## YOUR INSTRUCTIONS
Copy out, from the entries below, each line holding the string "this".

## DATASET EXTRACT
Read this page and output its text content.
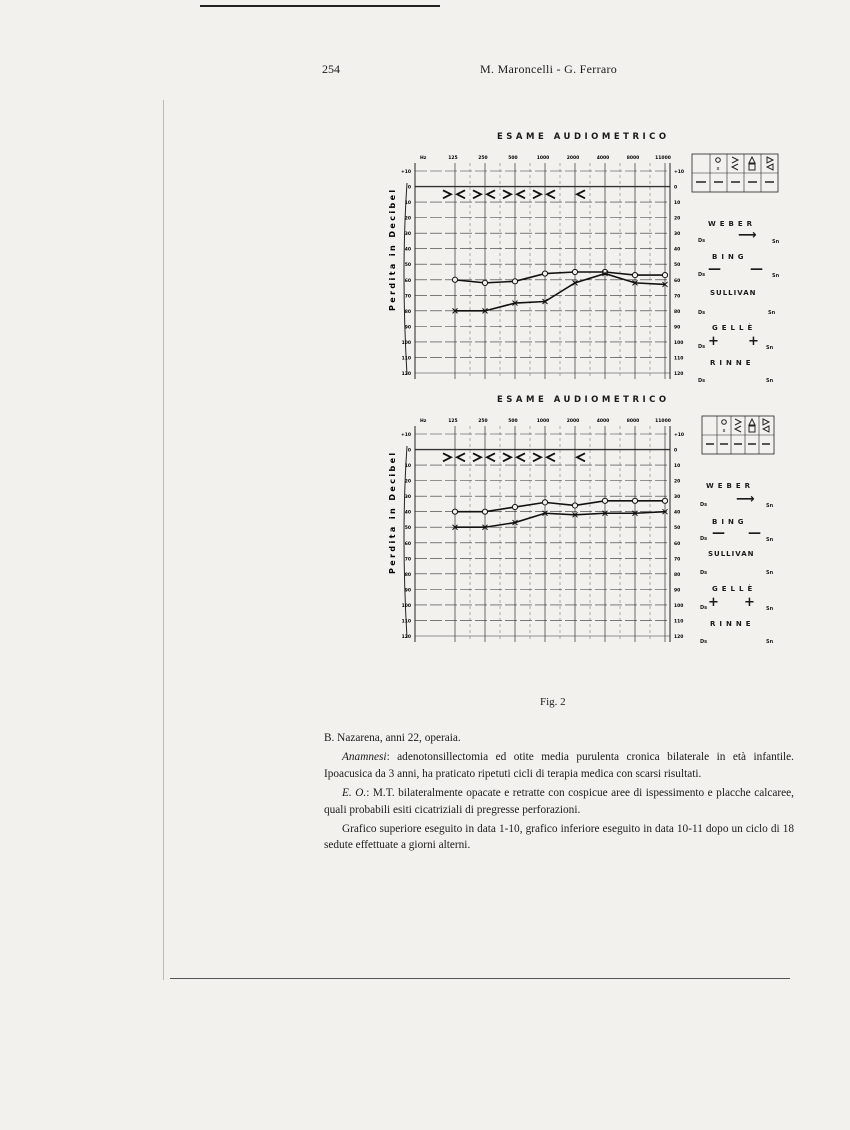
254	M. Maroncelli - G. Ferraro
ESAME AUDIOMETRICO
Perdita in Decibel
+10	+10
0	0
10	10
20	20
30	30
40	40
50	50
60	60
70	70
80	80
90	90
100	100
110	110
120	120
125	250	500	1000	2000	4000	8000	11000
Hz
x
WEBER
Ds	⟶	Sn
BING
Ds — — Sn
SULLIVAN
Ds	Sn
GELLÈ
Ds + + Sn
RINNE
Ds	Sn
ESAME AUDIOMETRICO
Perdita in Decibel
+10	+10
0	0
10	10
20	20
30	30
40	40
50	50
60	60
70	70
80	80
90	90
100	100
110	110
120	120
125	250	500	1000	2000	4000	8000	11000
Hz
x
WEBER
Ds ⟶ Sn
BING
Ds — — Sn
SULLIVAN
Ds	Sn
GELLÈ
Ds + + Sn
RINNE
Ds	Sn
Fig. 2

B. Nazarena, anni 22, operaia.

Anamnesi: adenotonsillectomia ed otite media purulenta cronica bilaterale in età infantile. Ipoacusica da 3 anni, ha praticato ripetuti cicli di terapia medica con scarsi risultati.

E. O.: M.T. bilateralmente opacate e retratte con cospicue aree di ispessimento e placche calcaree, quali probabili esiti cicatriziali di pregresse perforazioni.

Grafico superiore eseguito in data 1-10, grafico inferiore eseguito in data 10-11 dopo un ciclo di 18 sedute effettuate a giorni alterni.
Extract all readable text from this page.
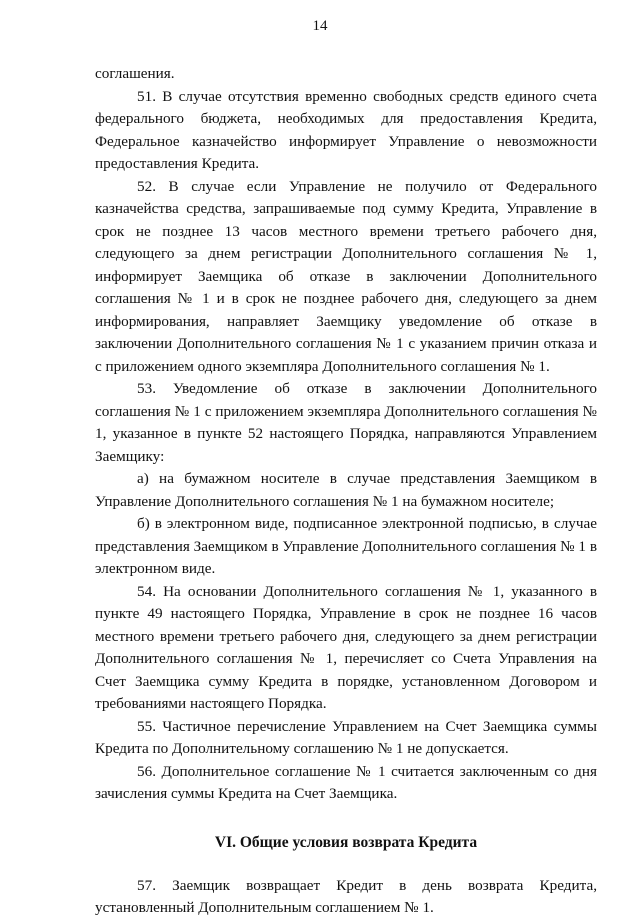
14

соглашения.

51. В случае отсутствия временно свободных средств единого счета федерального бюджета, необходимых для предоставления Кредита, Федеральное казначейство информирует Управление о невозможности предоставления Кредита.

52. В случае если Управление не получило от Федерального казначейства средства, запрашиваемые под сумму Кредита, Управление в срок не позднее 13 часов местного времени третьего рабочего дня, следующего за днем регистрации Дополнительного соглашения № 1, информирует Заемщика об отказе в заключении Дополнительного соглашения № 1 и в срок не позднее рабочего дня, следующего за днем информирования, направляет Заемщику уведомление об отказе в заключении Дополнительного соглашения № 1 с указанием причин отказа и с приложением одного экземпляра Дополнительного соглашения № 1.

53. Уведомление об отказе в заключении Дополнительного соглашения № 1 с приложением экземпляра Дополнительного соглашения № 1, указанное в пункте 52 настоящего Порядка, направляются Управлением Заемщику:

а) на бумажном носителе в случае представления Заемщиком в Управление Дополнительного соглашения № 1 на бумажном носителе;

б) в электронном виде, подписанное электронной подписью, в случае представления Заемщиком в Управление Дополнительного соглашения № 1 в электронном виде.

54. На основании Дополнительного соглашения № 1, указанного в пункте 49 настоящего Порядка, Управление в срок не позднее 16 часов местного времени третьего рабочего дня, следующего за днем регистрации Дополнительного соглашения № 1, перечисляет со Счета Управления на Счет Заемщика сумму Кредита в порядке, установленном Договором и требованиями настоящего Порядка.

55. Частичное перечисление Управлением на Счет Заемщика суммы Кредита по Дополнительному соглашению № 1 не допускается.

56. Дополнительное соглашение № 1 считается заключенным со дня зачисления суммы Кредита на Счет Заемщика.

VI. Общие условия возврата Кредита

57. Заемщик возвращает Кредит в день возврата Кредита, установленный Дополнительным соглашением № 1.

## TASK RESULT
Read this page and output its text content.
Extract all readable text from this page.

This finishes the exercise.